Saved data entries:

******

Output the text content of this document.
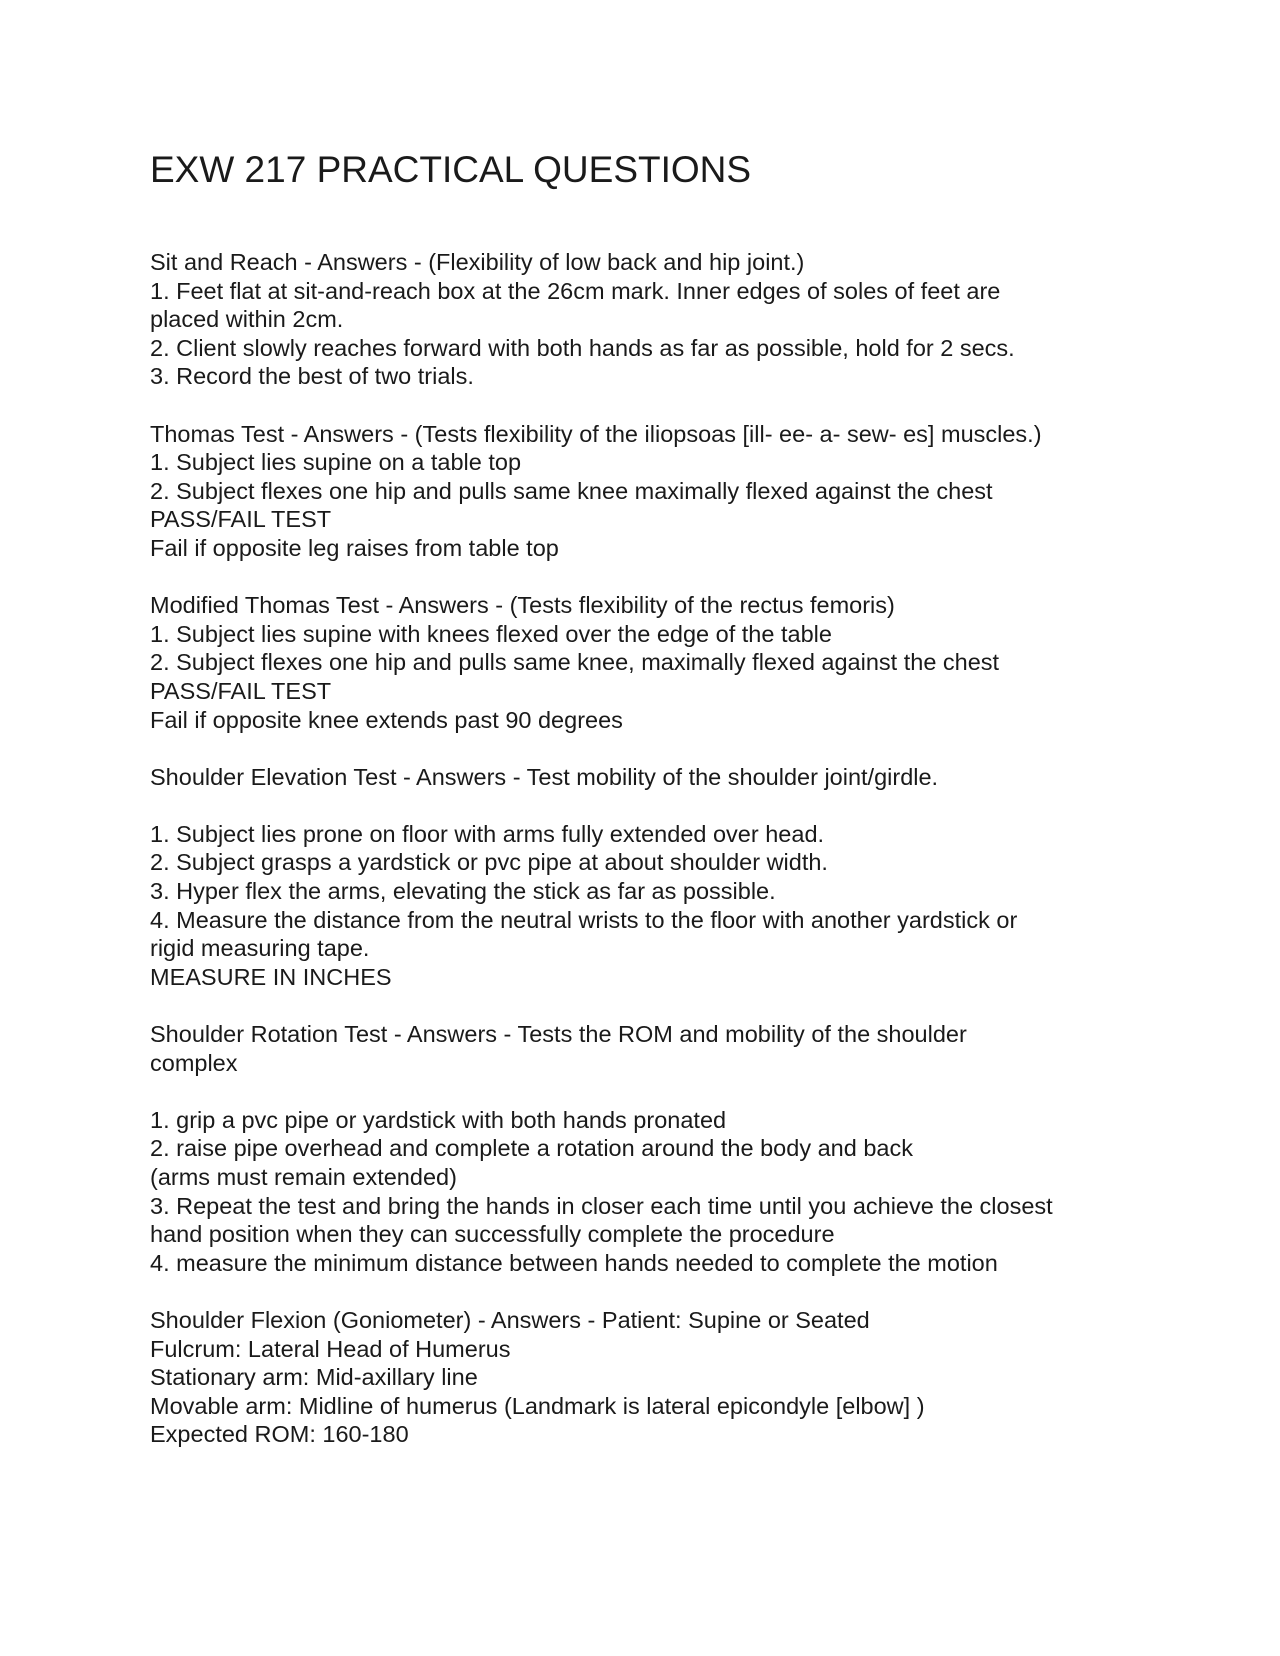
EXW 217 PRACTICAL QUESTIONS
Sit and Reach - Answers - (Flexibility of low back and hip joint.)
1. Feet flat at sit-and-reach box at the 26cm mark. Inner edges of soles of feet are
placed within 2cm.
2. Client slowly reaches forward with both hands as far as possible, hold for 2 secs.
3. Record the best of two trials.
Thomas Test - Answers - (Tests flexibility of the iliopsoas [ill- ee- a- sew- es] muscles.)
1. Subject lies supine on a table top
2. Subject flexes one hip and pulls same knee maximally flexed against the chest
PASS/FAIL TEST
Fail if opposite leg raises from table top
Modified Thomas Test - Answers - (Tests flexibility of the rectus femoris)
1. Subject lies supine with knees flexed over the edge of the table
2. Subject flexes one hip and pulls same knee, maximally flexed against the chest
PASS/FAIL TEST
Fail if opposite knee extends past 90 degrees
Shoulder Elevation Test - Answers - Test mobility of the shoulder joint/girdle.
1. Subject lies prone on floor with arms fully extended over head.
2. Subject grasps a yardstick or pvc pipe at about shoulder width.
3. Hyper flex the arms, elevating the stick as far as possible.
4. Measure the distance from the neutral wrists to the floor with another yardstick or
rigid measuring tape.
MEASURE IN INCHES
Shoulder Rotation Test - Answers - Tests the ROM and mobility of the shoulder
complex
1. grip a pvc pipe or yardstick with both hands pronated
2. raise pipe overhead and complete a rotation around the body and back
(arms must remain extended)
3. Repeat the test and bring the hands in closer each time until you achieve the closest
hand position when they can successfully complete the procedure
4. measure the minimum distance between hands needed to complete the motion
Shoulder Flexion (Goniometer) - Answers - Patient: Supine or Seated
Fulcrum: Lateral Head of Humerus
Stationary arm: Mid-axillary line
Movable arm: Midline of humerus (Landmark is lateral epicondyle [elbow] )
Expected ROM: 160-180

******

→ **What is asked**: Above are the records. Copy every line in them holding "joint".

→ **Exercise output**:
Sit and Reach - Answers - (Flexibility of low back and hip joint.)
Shoulder Elevation Test - Answers - Test mobility of the shoulder joint/girdle.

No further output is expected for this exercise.